[Collected data entries]
□ □ □ □ □
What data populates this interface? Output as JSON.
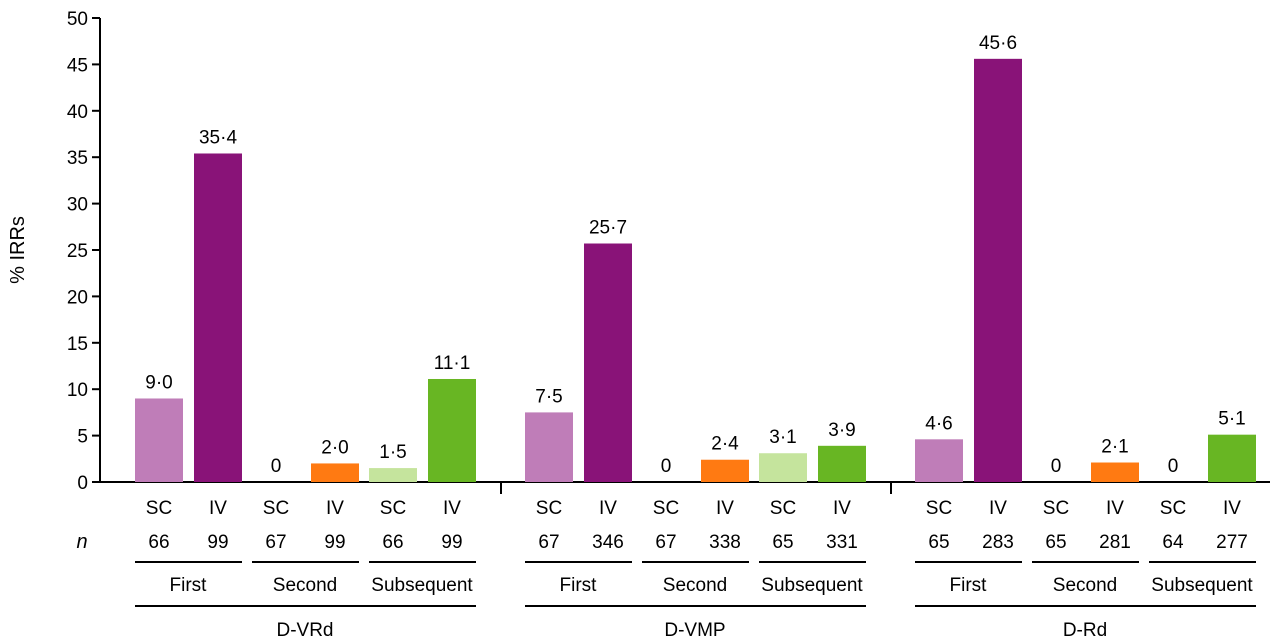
{
  "chart_data": {
    "type": "bar",
    "ylabel": "% IRRs",
    "ylim": [
      0,
      50
    ],
    "yticks": [
      0,
      5,
      10,
      15,
      20,
      25,
      30,
      35,
      40,
      45,
      50
    ],
    "n_label": "n",
    "colors": {
      "first_sc": "#bf7db8",
      "first_iv": "#891378",
      "second_iv": "#ff7a12",
      "subsequent_sc": "#c5e49d",
      "subsequent_iv": "#68b623"
    },
    "regimens": [
      {
        "name": "D-VRd",
        "doses": [
          {
            "name": "First",
            "bars": [
              {
                "route": "SC",
                "n": "66",
                "value": 9.0,
                "label": "9·0",
                "color_key": "first_sc"
              },
              {
                "route": "IV",
                "n": "99",
                "value": 35.4,
                "label": "35·4",
                "color_key": "first_iv"
              }
            ]
          },
          {
            "name": "Second",
            "bars": [
              {
                "route": "SC",
                "n": "67",
                "value": 0,
                "label": "0",
                "color_key": "first_sc"
              },
              {
                "route": "IV",
                "n": "99",
                "value": 2.0,
                "label": "2·0",
                "color_key": "second_iv"
              }
            ]
          },
          {
            "name": "Subsequent",
            "bars": [
              {
                "route": "SC",
                "n": "66",
                "value": 1.5,
                "label": "1·5",
                "color_key": "subsequent_sc"
              },
              {
                "route": "IV",
                "n": "99",
                "value": 11.1,
                "label": "11·1",
                "color_key": "subsequent_iv"
              }
            ]
          }
        ]
      },
      {
        "name": "D-VMP",
        "doses": [
          {
            "name": "First",
            "bars": [
              {
                "route": "SC",
                "n": "67",
                "value": 7.5,
                "label": "7·5",
                "color_key": "first_sc"
              },
              {
                "route": "IV",
                "n": "346",
                "value": 25.7,
                "label": "25·7",
                "color_key": "first_iv"
              }
            ]
          },
          {
            "name": "Second",
            "bars": [
              {
                "route": "SC",
                "n": "67",
                "value": 0,
                "label": "0",
                "color_key": "first_sc"
              },
              {
                "route": "IV",
                "n": "338",
                "value": 2.4,
                "label": "2·4",
                "color_key": "second_iv"
              }
            ]
          },
          {
            "name": "Subsequent",
            "bars": [
              {
                "route": "SC",
                "n": "65",
                "value": 3.1,
                "label": "3·1",
                "color_key": "subsequent_sc"
              },
              {
                "route": "IV",
                "n": "331",
                "value": 3.9,
                "label": "3·9",
                "color_key": "subsequent_iv"
              }
            ]
          }
        ]
      },
      {
        "name": "D-Rd",
        "doses": [
          {
            "name": "First",
            "bars": [
              {
                "route": "SC",
                "n": "65",
                "value": 4.6,
                "label": "4·6",
                "color_key": "first_sc"
              },
              {
                "route": "IV",
                "n": "283",
                "value": 45.6,
                "label": "45·6",
                "color_key": "first_iv"
              }
            ]
          },
          {
            "name": "Second",
            "bars": [
              {
                "route": "SC",
                "n": "65",
                "value": 0,
                "label": "0",
                "color_key": "first_sc"
              },
              {
                "route": "IV",
                "n": "281",
                "value": 2.1,
                "label": "2·1",
                "color_key": "second_iv"
              }
            ]
          },
          {
            "name": "Subsequent",
            "bars": [
              {
                "route": "SC",
                "n": "64",
                "value": 0,
                "label": "0",
                "color_key": "subsequent_sc"
              },
              {
                "route": "IV",
                "n": "277",
                "value": 5.1,
                "label": "5·1",
                "color_key": "subsequent_iv"
              }
            ]
          }
        ]
      }
    ]
  }
}
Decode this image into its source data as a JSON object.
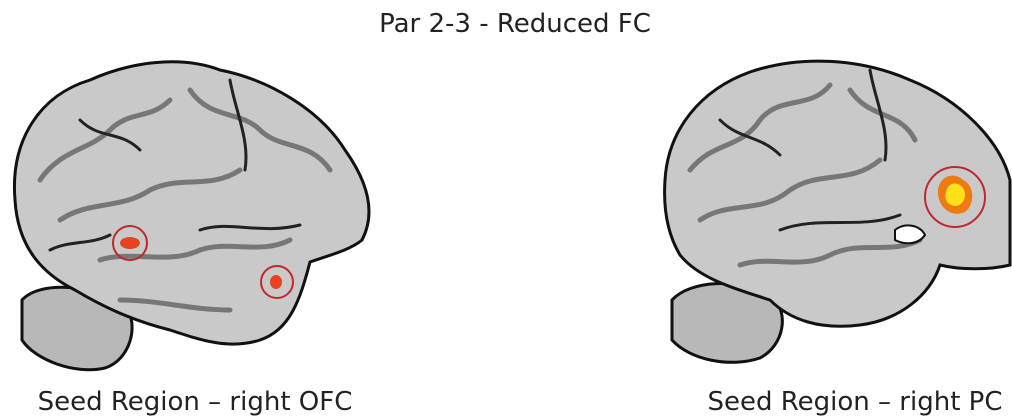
{
  "title": "Par 2-3 - Reduced FC",
  "panels": [
    {
      "caption": "Seed Region – right OFC"
    },
    {
      "caption": "Seed Region – right PC"
    }
  ]
}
□ □ □ □ □
From the data, collect all lines where the string "JSON" appears.

(SOLUTION):
What data populates this interface? Output as JSON.
Decode this image into its source data as a JSON object.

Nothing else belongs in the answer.